INSTRUCTION - Read the entries below and pull out each line with the string "Aufgabe".

MATERIALS PROVIDED -
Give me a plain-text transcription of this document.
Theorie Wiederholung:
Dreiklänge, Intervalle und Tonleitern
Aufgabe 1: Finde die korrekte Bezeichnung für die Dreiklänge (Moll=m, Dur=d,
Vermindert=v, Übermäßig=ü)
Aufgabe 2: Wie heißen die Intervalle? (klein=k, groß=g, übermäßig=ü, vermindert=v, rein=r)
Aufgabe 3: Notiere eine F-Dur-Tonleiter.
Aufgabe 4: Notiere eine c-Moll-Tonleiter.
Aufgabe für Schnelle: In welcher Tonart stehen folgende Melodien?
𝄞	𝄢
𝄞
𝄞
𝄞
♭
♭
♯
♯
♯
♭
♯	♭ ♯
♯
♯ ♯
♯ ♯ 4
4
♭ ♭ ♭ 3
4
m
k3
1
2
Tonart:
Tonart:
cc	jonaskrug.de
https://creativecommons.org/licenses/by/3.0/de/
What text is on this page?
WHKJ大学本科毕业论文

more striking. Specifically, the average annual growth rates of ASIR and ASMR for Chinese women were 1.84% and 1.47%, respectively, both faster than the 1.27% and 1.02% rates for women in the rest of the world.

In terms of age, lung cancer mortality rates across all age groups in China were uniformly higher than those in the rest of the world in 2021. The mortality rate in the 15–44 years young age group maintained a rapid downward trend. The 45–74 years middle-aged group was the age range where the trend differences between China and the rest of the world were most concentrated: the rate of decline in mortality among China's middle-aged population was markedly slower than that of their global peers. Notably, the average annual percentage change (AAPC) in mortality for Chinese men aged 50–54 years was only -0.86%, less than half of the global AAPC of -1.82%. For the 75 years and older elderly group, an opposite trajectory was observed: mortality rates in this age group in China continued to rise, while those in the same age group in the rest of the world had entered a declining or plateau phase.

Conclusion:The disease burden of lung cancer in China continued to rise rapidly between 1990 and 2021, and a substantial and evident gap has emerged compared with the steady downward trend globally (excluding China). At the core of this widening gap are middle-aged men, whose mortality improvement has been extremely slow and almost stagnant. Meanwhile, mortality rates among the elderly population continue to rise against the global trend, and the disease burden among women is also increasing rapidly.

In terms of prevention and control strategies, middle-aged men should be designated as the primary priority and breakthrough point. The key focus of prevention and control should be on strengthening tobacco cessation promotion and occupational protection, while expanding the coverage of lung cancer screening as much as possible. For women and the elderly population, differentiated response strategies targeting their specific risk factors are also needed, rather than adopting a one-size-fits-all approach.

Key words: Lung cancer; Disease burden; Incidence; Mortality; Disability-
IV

SOLVED PROBLEM -
Aufgabe 1: Finde die korrekte Bezeichnung für die Dreiklänge (Moll=m, Dur=d,
Aufgabe 2: Wie heißen die Intervalle? (klein=k, groß=g, übermäßig=ü, vermindert=v, rein=r)
Aufgabe 3: Notiere eine F-Dur-Tonleiter.
Aufgabe 4: Notiere eine c-Moll-Tonleiter.
Aufgabe für Schnelle: In welcher Tonart stehen folgende Melodien?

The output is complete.